Document page text data
□ □ □

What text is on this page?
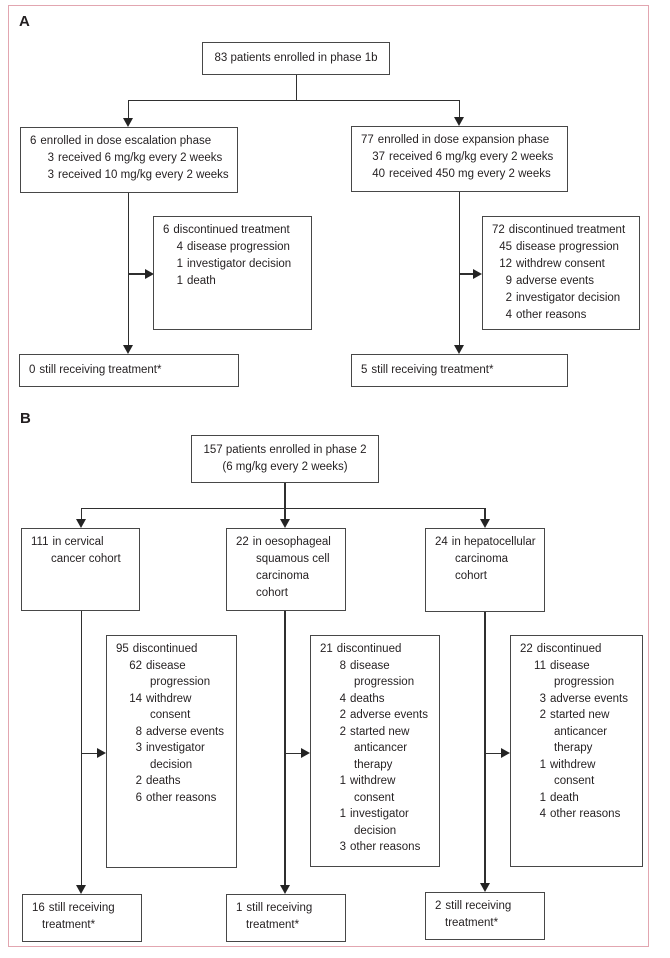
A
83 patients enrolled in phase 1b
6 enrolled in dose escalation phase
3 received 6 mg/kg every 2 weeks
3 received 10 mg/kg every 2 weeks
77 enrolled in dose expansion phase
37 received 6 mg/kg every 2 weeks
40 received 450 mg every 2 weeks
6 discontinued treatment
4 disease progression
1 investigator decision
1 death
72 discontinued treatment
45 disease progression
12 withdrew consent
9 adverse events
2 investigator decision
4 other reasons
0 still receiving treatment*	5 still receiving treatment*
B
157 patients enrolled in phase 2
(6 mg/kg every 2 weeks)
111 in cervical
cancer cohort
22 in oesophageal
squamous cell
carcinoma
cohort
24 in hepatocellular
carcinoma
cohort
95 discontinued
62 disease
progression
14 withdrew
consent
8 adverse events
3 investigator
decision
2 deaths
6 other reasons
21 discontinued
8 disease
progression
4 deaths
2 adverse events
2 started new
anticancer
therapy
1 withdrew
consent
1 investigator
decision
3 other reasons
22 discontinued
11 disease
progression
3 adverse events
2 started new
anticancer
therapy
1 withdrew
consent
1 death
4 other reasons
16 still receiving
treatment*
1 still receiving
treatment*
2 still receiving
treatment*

□ □ □

Which lines of the records above hold the word "still"? Copy each of them.

0 still receiving treatment*	5 still receiving treatment*
16 still receiving
1 still receiving
2 still receiving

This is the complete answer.